_TASK DESCRIPTION_.
Of the lines in the entries, how many hold the word "Jaya"? Give that number alone.

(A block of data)

•••••

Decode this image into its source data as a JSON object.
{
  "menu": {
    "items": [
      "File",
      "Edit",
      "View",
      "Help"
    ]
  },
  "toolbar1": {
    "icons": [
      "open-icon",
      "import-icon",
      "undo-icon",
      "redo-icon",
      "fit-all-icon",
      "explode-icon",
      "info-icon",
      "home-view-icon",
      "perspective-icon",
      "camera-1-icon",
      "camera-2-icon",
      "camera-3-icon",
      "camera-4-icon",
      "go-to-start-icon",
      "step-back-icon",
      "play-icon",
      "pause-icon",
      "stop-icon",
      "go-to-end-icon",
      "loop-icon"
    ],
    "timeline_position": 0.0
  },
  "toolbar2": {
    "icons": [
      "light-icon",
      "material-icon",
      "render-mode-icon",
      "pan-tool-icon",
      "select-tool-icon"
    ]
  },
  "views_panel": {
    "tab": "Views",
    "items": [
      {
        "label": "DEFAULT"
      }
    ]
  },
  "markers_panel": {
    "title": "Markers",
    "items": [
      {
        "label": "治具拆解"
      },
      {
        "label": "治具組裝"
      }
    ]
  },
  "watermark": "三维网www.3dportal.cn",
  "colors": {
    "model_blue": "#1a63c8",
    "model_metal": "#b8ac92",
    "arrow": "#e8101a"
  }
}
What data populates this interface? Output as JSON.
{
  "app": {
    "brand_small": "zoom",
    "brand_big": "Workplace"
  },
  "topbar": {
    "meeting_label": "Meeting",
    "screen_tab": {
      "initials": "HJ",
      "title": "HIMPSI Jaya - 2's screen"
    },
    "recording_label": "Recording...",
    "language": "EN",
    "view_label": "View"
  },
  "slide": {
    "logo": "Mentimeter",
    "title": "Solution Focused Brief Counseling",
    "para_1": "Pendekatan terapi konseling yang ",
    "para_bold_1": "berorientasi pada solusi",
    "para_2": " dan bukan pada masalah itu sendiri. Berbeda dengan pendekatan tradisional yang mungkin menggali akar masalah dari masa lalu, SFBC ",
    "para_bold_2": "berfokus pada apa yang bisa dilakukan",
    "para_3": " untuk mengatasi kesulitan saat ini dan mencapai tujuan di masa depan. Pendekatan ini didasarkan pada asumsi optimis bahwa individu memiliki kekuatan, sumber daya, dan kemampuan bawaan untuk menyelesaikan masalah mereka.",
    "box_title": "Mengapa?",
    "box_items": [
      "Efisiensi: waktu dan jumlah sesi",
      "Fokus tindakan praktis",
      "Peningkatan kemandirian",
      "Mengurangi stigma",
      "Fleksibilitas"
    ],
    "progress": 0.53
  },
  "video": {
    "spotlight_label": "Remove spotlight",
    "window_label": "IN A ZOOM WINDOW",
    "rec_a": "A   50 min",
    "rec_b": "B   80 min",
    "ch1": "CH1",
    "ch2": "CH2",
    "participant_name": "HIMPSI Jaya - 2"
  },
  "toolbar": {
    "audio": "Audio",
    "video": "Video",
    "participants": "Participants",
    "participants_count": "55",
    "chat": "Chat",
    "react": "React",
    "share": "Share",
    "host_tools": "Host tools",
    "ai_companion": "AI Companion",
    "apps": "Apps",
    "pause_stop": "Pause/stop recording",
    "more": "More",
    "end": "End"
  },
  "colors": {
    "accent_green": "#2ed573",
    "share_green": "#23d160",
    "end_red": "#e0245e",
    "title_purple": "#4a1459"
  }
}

•••••

_REPLY_.
2